START AVAILABLE DATA
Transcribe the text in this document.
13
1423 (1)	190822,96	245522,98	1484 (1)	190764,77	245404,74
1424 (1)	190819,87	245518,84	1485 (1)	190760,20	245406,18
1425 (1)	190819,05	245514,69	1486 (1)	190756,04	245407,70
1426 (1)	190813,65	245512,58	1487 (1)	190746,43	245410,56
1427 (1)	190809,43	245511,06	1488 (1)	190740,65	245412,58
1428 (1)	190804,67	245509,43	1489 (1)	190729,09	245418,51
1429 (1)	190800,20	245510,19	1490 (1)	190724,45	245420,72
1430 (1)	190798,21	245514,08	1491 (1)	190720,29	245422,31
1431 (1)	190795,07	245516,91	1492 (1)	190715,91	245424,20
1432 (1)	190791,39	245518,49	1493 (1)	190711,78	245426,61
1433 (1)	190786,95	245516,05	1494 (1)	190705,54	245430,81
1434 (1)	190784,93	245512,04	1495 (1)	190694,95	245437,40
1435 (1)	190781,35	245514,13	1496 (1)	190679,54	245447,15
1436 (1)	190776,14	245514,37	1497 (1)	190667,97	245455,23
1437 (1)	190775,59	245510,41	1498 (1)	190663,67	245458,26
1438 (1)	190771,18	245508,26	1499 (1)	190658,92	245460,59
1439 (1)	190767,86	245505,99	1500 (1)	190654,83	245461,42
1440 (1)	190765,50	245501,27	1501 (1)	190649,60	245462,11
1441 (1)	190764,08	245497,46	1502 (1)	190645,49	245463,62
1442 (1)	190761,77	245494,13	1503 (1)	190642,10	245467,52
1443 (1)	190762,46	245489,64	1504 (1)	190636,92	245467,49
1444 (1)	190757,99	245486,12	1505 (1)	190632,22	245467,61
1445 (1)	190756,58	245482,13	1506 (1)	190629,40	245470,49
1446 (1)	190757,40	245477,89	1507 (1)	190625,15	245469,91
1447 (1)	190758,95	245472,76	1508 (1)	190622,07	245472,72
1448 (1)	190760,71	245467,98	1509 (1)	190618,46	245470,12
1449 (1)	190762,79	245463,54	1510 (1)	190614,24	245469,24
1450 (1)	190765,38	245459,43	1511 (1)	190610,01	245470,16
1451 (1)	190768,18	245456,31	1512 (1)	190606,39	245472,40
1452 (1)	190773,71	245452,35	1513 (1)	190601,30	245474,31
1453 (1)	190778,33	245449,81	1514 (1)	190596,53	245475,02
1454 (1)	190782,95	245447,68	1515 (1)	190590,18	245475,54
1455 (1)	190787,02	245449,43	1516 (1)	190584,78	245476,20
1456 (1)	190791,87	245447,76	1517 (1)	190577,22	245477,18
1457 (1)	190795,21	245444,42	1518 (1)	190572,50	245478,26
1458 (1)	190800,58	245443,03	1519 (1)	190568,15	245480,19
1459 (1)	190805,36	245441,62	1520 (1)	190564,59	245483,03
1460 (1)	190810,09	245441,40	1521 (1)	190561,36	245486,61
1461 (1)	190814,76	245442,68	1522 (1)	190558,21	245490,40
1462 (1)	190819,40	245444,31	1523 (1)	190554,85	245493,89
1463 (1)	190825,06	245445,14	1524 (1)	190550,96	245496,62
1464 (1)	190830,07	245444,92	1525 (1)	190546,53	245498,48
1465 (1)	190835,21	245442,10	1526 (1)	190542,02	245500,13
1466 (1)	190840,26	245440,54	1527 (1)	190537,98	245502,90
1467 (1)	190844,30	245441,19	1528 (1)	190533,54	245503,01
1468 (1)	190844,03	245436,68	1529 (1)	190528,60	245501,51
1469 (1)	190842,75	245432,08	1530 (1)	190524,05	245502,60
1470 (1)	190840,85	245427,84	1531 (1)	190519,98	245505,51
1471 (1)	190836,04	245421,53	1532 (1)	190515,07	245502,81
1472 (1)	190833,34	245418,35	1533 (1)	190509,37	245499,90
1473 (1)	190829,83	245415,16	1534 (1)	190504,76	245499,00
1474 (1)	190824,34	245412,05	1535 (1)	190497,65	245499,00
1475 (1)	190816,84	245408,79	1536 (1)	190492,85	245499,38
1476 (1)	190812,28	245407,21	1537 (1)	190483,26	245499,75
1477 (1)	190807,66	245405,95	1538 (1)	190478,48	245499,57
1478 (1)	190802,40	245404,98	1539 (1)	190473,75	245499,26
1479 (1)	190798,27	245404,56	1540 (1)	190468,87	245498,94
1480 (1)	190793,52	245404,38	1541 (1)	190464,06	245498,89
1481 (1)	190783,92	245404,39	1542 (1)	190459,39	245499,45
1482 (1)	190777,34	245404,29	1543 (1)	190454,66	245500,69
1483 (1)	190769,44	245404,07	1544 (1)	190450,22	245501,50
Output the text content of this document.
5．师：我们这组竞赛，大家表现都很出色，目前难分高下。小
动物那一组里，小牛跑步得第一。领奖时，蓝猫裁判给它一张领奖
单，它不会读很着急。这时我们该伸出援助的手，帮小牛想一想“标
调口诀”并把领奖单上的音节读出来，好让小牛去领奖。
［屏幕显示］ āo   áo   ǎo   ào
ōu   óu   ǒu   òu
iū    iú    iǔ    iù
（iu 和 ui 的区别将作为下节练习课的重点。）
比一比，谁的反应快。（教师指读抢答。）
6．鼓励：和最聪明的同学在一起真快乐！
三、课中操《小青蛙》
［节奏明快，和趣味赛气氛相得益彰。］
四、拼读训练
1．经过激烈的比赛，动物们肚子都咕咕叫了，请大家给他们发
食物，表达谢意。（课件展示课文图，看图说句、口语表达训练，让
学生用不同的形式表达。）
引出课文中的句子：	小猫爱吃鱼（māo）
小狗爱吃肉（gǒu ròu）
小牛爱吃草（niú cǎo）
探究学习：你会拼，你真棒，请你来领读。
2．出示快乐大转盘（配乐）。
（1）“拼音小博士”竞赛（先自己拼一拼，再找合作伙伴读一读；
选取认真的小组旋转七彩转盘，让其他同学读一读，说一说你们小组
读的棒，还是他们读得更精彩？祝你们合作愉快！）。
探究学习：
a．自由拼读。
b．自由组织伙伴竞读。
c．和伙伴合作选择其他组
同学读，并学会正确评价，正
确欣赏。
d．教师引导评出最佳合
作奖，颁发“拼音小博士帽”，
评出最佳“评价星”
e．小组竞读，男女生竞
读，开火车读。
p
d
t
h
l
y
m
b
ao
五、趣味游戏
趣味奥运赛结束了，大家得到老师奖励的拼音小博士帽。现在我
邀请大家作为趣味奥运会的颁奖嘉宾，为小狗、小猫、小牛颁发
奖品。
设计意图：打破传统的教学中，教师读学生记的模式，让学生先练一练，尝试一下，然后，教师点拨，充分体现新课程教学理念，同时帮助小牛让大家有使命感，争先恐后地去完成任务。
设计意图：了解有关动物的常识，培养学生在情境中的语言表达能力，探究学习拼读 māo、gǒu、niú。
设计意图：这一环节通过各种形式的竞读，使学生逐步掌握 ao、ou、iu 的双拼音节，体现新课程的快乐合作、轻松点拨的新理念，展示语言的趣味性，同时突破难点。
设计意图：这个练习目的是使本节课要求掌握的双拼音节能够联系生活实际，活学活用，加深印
END AVAILABLE DATA
**THE EXERCISE:** Copy out each line above, character for character.

**RESULT OF THIS TASK:**
Transcribe the text in this document.
13
1423 (1)	190822,96	245522,98	1484 (1)	190764,77	245404,74
1424 (1)	190819,87	245518,84	1485 (1)	190760,20	245406,18
1425 (1)	190819,05	245514,69	1486 (1)	190756,04	245407,70
1426 (1)	190813,65	245512,58	1487 (1)	190746,43	245410,56
1427 (1)	190809,43	245511,06	1488 (1)	190740,65	245412,58
1428 (1)	190804,67	245509,43	1489 (1)	190729,09	245418,51
1429 (1)	190800,20	245510,19	1490 (1)	190724,45	245420,72
1430 (1)	190798,21	245514,08	1491 (1)	190720,29	245422,31
1431 (1)	190795,07	245516,91	1492 (1)	190715,91	245424,20
1432 (1)	190791,39	245518,49	1493 (1)	190711,78	245426,61
1433 (1)	190786,95	245516,05	1494 (1)	190705,54	245430,81
1434 (1)	190784,93	245512,04	1495 (1)	190694,95	245437,40
1435 (1)	190781,35	245514,13	1496 (1)	190679,54	245447,15
1436 (1)	190776,14	245514,37	1497 (1)	190667,97	245455,23
1437 (1)	190775,59	245510,41	1498 (1)	190663,67	245458,26
1438 (1)	190771,18	245508,26	1499 (1)	190658,92	245460,59
1439 (1)	190767,86	245505,99	1500 (1)	190654,83	245461,42
1440 (1)	190765,50	245501,27	1501 (1)	190649,60	245462,11
1441 (1)	190764,08	245497,46	1502 (1)	190645,49	245463,62
1442 (1)	190761,77	245494,13	1503 (1)	190642,10	245467,52
1443 (1)	190762,46	245489,64	1504 (1)	190636,92	245467,49
1444 (1)	190757,99	245486,12	1505 (1)	190632,22	245467,61
1445 (1)	190756,58	245482,13	1506 (1)	190629,40	245470,49
1446 (1)	190757,40	245477,89	1507 (1)	190625,15	245469,91
1447 (1)	190758,95	245472,76	1508 (1)	190622,07	245472,72
1448 (1)	190760,71	245467,98	1509 (1)	190618,46	245470,12
1449 (1)	190762,79	245463,54	1510 (1)	190614,24	245469,24
1450 (1)	190765,38	245459,43	1511 (1)	190610,01	245470,16
1451 (1)	190768,18	245456,31	1512 (1)	190606,39	245472,40
1452 (1)	190773,71	245452,35	1513 (1)	190601,30	245474,31
1453 (1)	190778,33	245449,81	1514 (1)	190596,53	245475,02
1454 (1)	190782,95	245447,68	1515 (1)	190590,18	245475,54
1455 (1)	190787,02	245449,43	1516 (1)	190584,78	245476,20
1456 (1)	190791,87	245447,76	1517 (1)	190577,22	245477,18
1457 (1)	190795,21	245444,42	1518 (1)	190572,50	245478,26
1458 (1)	190800,58	245443,03	1519 (1)	190568,15	245480,19
1459 (1)	190805,36	245441,62	1520 (1)	190564,59	245483,03
1460 (1)	190810,09	245441,40	1521 (1)	190561,36	245486,61
1461 (1)	190814,76	245442,68	1522 (1)	190558,21	245490,40
1462 (1)	190819,40	245444,31	1523 (1)	190554,85	245493,89
1463 (1)	190825,06	245445,14	1524 (1)	190550,96	245496,62
1464 (1)	190830,07	245444,92	1525 (1)	190546,53	245498,48
1465 (1)	190835,21	245442,10	1526 (1)	190542,02	245500,13
1466 (1)	190840,26	245440,54	1527 (1)	190537,98	245502,90
1467 (1)	190844,30	245441,19	1528 (1)	190533,54	245503,01
1468 (1)	190844,03	245436,68	1529 (1)	190528,60	245501,51
1469 (1)	190842,75	245432,08	1530 (1)	190524,05	245502,60
1470 (1)	190840,85	245427,84	1531 (1)	190519,98	245505,51
1471 (1)	190836,04	245421,53	1532 (1)	190515,07	245502,81
1472 (1)	190833,34	245418,35	1533 (1)	190509,37	245499,90
1473 (1)	190829,83	245415,16	1534 (1)	190504,76	245499,00
1474 (1)	190824,34	245412,05	1535 (1)	190497,65	245499,00
1475 (1)	190816,84	245408,79	1536 (1)	190492,85	245499,38
1476 (1)	190812,28	245407,21	1537 (1)	190483,26	245499,75
1477 (1)	190807,66	245405,95	1538 (1)	190478,48	245499,57
1478 (1)	190802,40	245404,98	1539 (1)	190473,75	245499,26
1479 (1)	190798,27	245404,56	1540 (1)	190468,87	245498,94
1480 (1)	190793,52	245404,38	1541 (1)	190464,06	245498,89
1481 (1)	190783,92	245404,39	1542 (1)	190459,39	245499,45
1482 (1)	190777,34	245404,29	1543 (1)	190454,66	245500,69
1483 (1)	190769,44	245404,07	1544 (1)	190450,22	245501,50
Output the text content of this document.
5．师：我们这组竞赛，大家表现都很出色，目前难分高下。小
动物那一组里，小牛跑步得第一。领奖时，蓝猫裁判给它一张领奖
单，它不会读很着急。这时我们该伸出援助的手，帮小牛想一想“标
调口诀”并把领奖单上的音节读出来，好让小牛去领奖。
［屏幕显示］ āo   áo   ǎo   ào
ōu   óu   ǒu   òu
iū    iú    iǔ    iù
（iu 和 ui 的区别将作为下节练习课的重点。）
比一比，谁的反应快。（教师指读抢答。）
6．鼓励：和最聪明的同学在一起真快乐！
三、课中操《小青蛙》
［节奏明快，和趣味赛气氛相得益彰。］
四、拼读训练
1．经过激烈的比赛，动物们肚子都咕咕叫了，请大家给他们发
食物，表达谢意。（课件展示课文图，看图说句、口语表达训练，让
学生用不同的形式表达。）
引出课文中的句子：	小猫爱吃鱼（māo）
小狗爱吃肉（gǒu ròu）
小牛爱吃草（niú cǎo）
探究学习：你会拼，你真棒，请你来领读。
2．出示快乐大转盘（配乐）。
（1）“拼音小博士”竞赛（先自己拼一拼，再找合作伙伴读一读；
选取认真的小组旋转七彩转盘，让其他同学读一读，说一说你们小组
读的棒，还是他们读得更精彩？祝你们合作愉快！）。
探究学习：
a．自由拼读。
b．自由组织伙伴竞读。
c．和伙伴合作选择其他组
同学读，并学会正确评价，正
确欣赏。
d．教师引导评出最佳合
作奖，颁发“拼音小博士帽”，
评出最佳“评价星”
e．小组竞读，男女生竞
读，开火车读。
p
d
t
h
l
y
m
b
ao
五、趣味游戏
趣味奥运赛结束了，大家得到老师奖励的拼音小博士帽。现在我
邀请大家作为趣味奥运会的颁奖嘉宾，为小狗、小猫、小牛颁发
奖品。
设计意图：打破传统的教学中，教师读学生记的模式，让学生先练一练，尝试一下，然后，教师点拨，充分体现新课程教学理念，同时帮助小牛让大家有使命感，争先恐后地去完成任务。
设计意图：了解有关动物的常识，培养学生在情境中的语言表达能力，探究学习拼读 māo、gǒu、niú。
设计意图：这一环节通过各种形式的竞读，使学生逐步掌握 ao、ou、iu 的双拼音节，体现新课程的快乐合作、轻松点拨的新理念，展示语言的趣味性，同时突破难点。
设计意图：这个练习目的是使本节课要求掌握的双拼音节能够联系生活实际，活学活用，加深印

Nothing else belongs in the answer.